- _Task description_
All of the lines below are to be printed again exactly; images are excluded from the output.

- _Material to process_
######

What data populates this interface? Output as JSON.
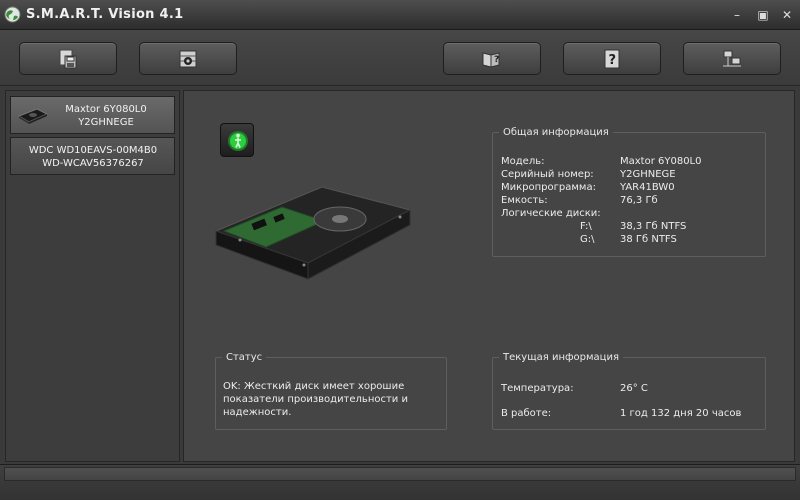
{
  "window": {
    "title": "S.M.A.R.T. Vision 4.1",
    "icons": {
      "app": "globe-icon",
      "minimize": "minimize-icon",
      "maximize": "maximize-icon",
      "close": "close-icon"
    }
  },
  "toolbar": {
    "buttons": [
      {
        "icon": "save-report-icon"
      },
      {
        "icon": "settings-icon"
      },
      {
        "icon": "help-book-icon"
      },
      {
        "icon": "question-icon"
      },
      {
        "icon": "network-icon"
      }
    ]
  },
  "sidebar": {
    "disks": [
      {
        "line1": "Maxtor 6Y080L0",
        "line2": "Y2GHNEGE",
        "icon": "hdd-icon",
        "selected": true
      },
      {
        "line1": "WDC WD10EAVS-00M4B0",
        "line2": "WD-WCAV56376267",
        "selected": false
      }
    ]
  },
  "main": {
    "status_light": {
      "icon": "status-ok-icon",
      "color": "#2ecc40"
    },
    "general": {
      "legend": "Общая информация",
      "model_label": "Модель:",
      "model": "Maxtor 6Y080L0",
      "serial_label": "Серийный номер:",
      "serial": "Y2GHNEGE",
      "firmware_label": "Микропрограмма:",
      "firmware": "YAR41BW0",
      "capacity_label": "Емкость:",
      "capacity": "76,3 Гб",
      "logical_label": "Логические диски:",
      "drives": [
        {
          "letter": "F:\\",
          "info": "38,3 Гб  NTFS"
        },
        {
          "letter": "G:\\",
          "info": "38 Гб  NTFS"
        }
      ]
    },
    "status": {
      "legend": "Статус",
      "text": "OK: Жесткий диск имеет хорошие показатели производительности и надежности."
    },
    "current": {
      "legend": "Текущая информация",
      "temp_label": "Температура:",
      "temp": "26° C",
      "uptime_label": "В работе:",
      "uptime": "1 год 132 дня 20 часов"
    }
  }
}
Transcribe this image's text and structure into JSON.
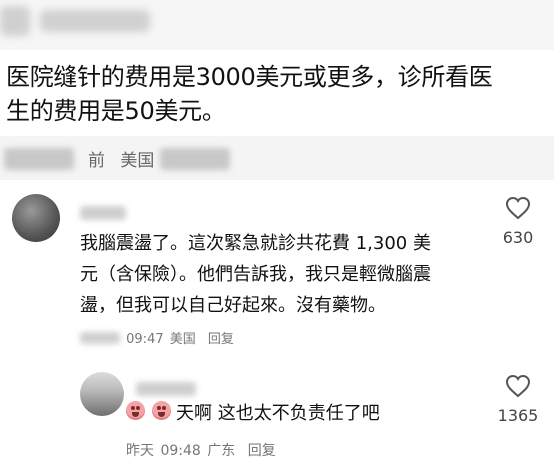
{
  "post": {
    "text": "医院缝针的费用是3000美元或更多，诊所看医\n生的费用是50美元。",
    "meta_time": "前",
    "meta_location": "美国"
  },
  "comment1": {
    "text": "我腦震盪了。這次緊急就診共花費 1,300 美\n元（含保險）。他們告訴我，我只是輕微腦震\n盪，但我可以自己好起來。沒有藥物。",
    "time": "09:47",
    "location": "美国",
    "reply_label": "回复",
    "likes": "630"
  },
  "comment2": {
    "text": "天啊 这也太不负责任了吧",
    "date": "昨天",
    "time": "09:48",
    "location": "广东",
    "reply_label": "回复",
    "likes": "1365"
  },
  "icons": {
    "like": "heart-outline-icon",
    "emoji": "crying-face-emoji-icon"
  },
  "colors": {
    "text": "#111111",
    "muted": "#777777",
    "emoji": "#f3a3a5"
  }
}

######

- _Response to this task_
What data populates this interface? Output as JSON.
{
  "window": {
    "title": "S.M.A.R.T. Vision 4.1",
    "icons": {
      "app": "globe-icon",
      "minimize": "minimize-icon",
      "maximize": "maximize-icon",
      "close": "close-icon"
    }
  },
  "toolbar": {
    "buttons": [
      {
        "icon": "save-report-icon"
      },
      {
        "icon": "settings-icon"
      },
      {
        "icon": "help-book-icon"
      },
      {
        "icon": "question-icon"
      },
      {
        "icon": "network-icon"
      }
    ]
  },
  "sidebar": {
    "disks": [
      {
        "line1": "Maxtor 6Y080L0",
        "line2": "Y2GHNEGE",
        "icon": "hdd-icon",
        "selected": true
      },
      {
        "line1": "WDC WD10EAVS-00M4B0",
        "line2": "WD-WCAV56376267",
        "selected": false
      }
    ]
  },
  "main": {
    "status_light": {
      "icon": "status-ok-icon",
      "color": "#2ecc40"
    },
    "general": {
      "legend": "Общая информация",
      "model_label": "Модель:",
      "model": "Maxtor 6Y080L0",
      "serial_label": "Серийный номер:",
      "serial": "Y2GHNEGE",
      "firmware_label": "Микропрограмма:",
      "firmware": "YAR41BW0",
      "capacity_label": "Емкость:",
      "capacity": "76,3 Гб",
      "logical_label": "Логические диски:",
      "drives": [
        {
          "letter": "F:\\",
          "info": "38,3 Гб  NTFS"
        },
        {
          "letter": "G:\\",
          "info": "38 Гб  NTFS"
        }
      ]
    },
    "status": {
      "legend": "Статус",
      "text": "OK: Жесткий диск имеет хорошие показатели производительности и надежности."
    },
    "current": {
      "legend": "Текущая информация",
      "temp_label": "Температура:",
      "temp": "26° C",
      "uptime_label": "В работе:",
      "uptime": "1 год 132 дня 20 часов"
    }
  }
}
Transcribe this image's text and structure into JSON.
{
  "post": {
    "text": "医院缝针的费用是3000美元或更多，诊所看医\n生的费用是50美元。",
    "meta_time": "前",
    "meta_location": "美国"
  },
  "comment1": {
    "text": "我腦震盪了。這次緊急就診共花費 1,300 美\n元（含保險）。他們告訴我，我只是輕微腦震\n盪，但我可以自己好起來。沒有藥物。",
    "time": "09:47",
    "location": "美国",
    "reply_label": "回复",
    "likes": "630"
  },
  "comment2": {
    "text": "天啊 这也太不负责任了吧",
    "date": "昨天",
    "time": "09:48",
    "location": "广东",
    "reply_label": "回复",
    "likes": "1365"
  },
  "icons": {
    "like": "heart-outline-icon",
    "emoji": "crying-face-emoji-icon"
  },
  "colors": {
    "text": "#111111",
    "muted": "#777777",
    "emoji": "#f3a3a5"
  }
}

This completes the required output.